Problem statement -
Images are not part of the copy; write out the rest of the data exactly as given.
─── Records for the exercise
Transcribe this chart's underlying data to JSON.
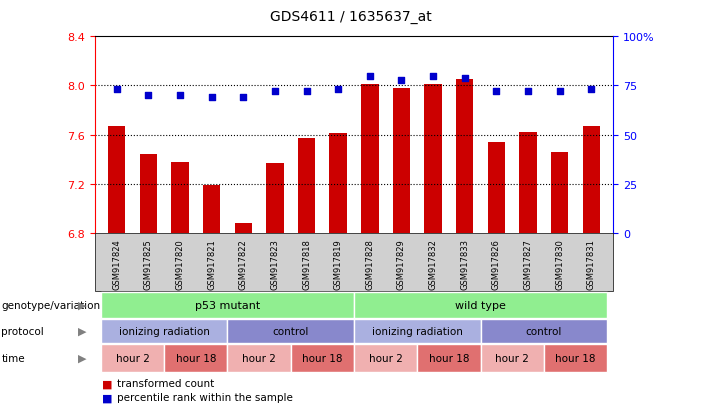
{
  "title": "GDS4611 / 1635637_at",
  "samples": [
    "GSM917824",
    "GSM917825",
    "GSM917820",
    "GSM917821",
    "GSM917822",
    "GSM917823",
    "GSM917818",
    "GSM917819",
    "GSM917828",
    "GSM917829",
    "GSM917832",
    "GSM917833",
    "GSM917826",
    "GSM917827",
    "GSM917830",
    "GSM917831"
  ],
  "bar_values": [
    7.67,
    7.44,
    7.38,
    7.19,
    6.88,
    7.37,
    7.57,
    7.61,
    8.01,
    7.98,
    8.01,
    8.05,
    7.54,
    7.62,
    7.46,
    7.67
  ],
  "dot_values": [
    73,
    70,
    70,
    69,
    69,
    72,
    72,
    73,
    80,
    78,
    80,
    79,
    72,
    72,
    72,
    73
  ],
  "ylim_left": [
    6.8,
    8.4
  ],
  "ylim_right": [
    0,
    100
  ],
  "yticks_left": [
    6.8,
    7.2,
    7.6,
    8.0,
    8.4
  ],
  "yticks_right": [
    0,
    25,
    50,
    75,
    100
  ],
  "bar_color": "#cc0000",
  "dot_color": "#0000cc",
  "gridline_y": [
    8.0,
    7.6,
    7.2
  ],
  "genotype_color": "#90ee90",
  "protocol_color_light": "#aab0e0",
  "protocol_color_dark": "#8888cc",
  "time_color_light": "#f0b0b0",
  "time_color_dark": "#e07070",
  "legend_red_label": "transformed count",
  "legend_blue_label": "percentile rank within the sample",
  "label_genotype": "genotype/variation",
  "label_protocol": "protocol",
  "label_time": "time",
  "xtick_bg": "#d0d0d0"
}
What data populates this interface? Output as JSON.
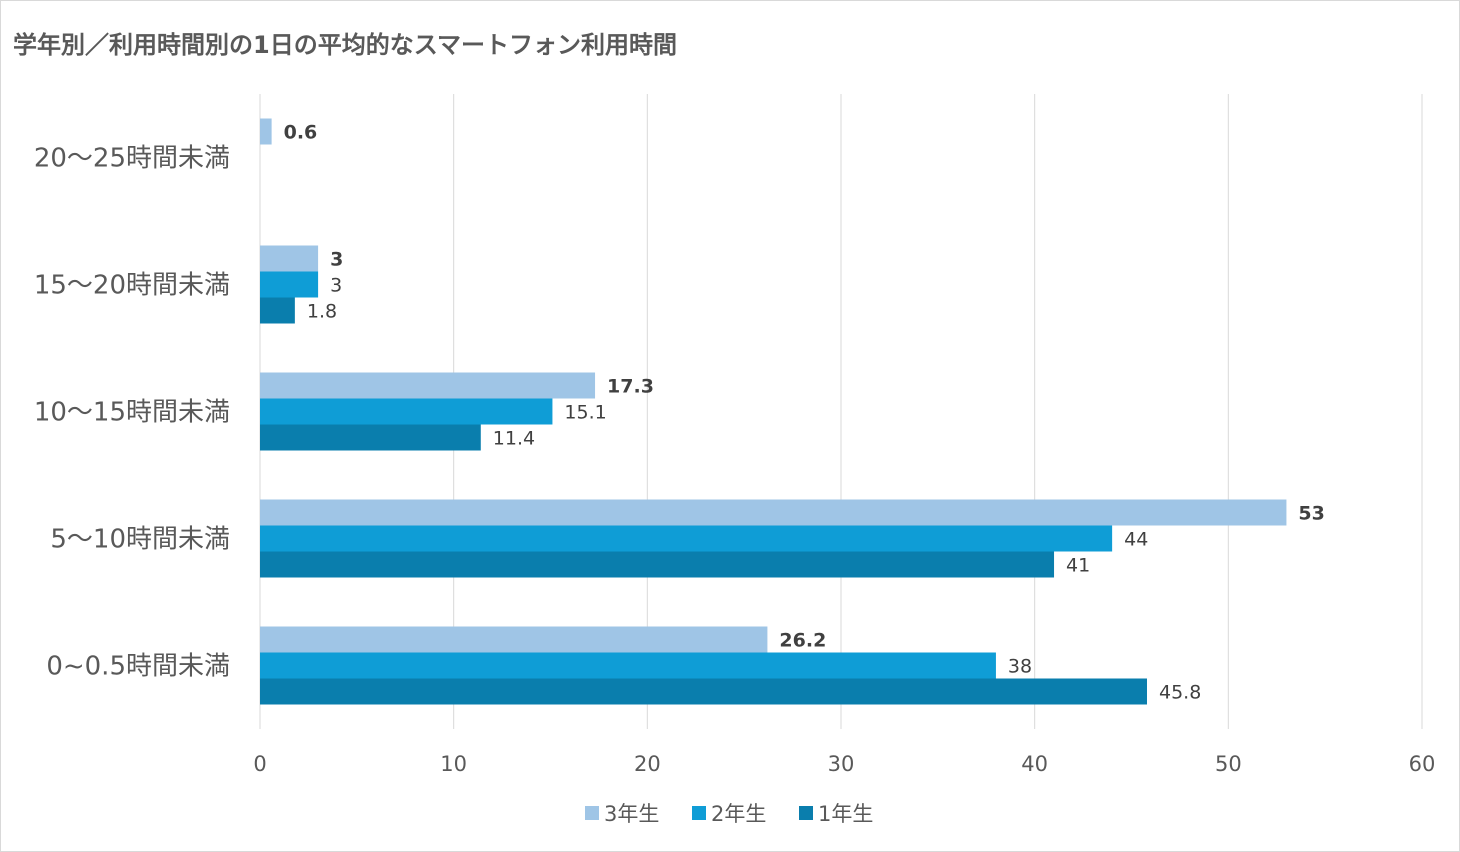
──────
Completed exercise -
Transcribe this chart's underlying data to JSON.
{
  "title": "GDS4611 / 1635637_at",
  "samples": [
    "GSM917824",
    "GSM917825",
    "GSM917820",
    "GSM917821",
    "GSM917822",
    "GSM917823",
    "GSM917818",
    "GSM917819",
    "GSM917828",
    "GSM917829",
    "GSM917832",
    "GSM917833",
    "GSM917826",
    "GSM917827",
    "GSM917830",
    "GSM917831"
  ],
  "bar_values": [
    7.67,
    7.44,
    7.38,
    7.19,
    6.88,
    7.37,
    7.57,
    7.61,
    8.01,
    7.98,
    8.01,
    8.05,
    7.54,
    7.62,
    7.46,
    7.67
  ],
  "dot_values": [
    73,
    70,
    70,
    69,
    69,
    72,
    72,
    73,
    80,
    78,
    80,
    79,
    72,
    72,
    72,
    73
  ],
  "ylim_left": [
    6.8,
    8.4
  ],
  "ylim_right": [
    0,
    100
  ],
  "yticks_left": [
    6.8,
    7.2,
    7.6,
    8.0,
    8.4
  ],
  "yticks_right": [
    0,
    25,
    50,
    75,
    100
  ],
  "bar_color": "#cc0000",
  "dot_color": "#0000cc",
  "gridline_y": [
    8.0,
    7.6,
    7.2
  ],
  "genotype_color": "#90ee90",
  "protocol_color_light": "#aab0e0",
  "protocol_color_dark": "#8888cc",
  "time_color_light": "#f0b0b0",
  "time_color_dark": "#e07070",
  "legend_red_label": "transformed count",
  "legend_blue_label": "percentile rank within the sample",
  "label_genotype": "genotype/variation",
  "label_protocol": "protocol",
  "label_time": "time",
  "xtick_bg": "#d0d0d0"
}
What data populates this interface? Output as JSON.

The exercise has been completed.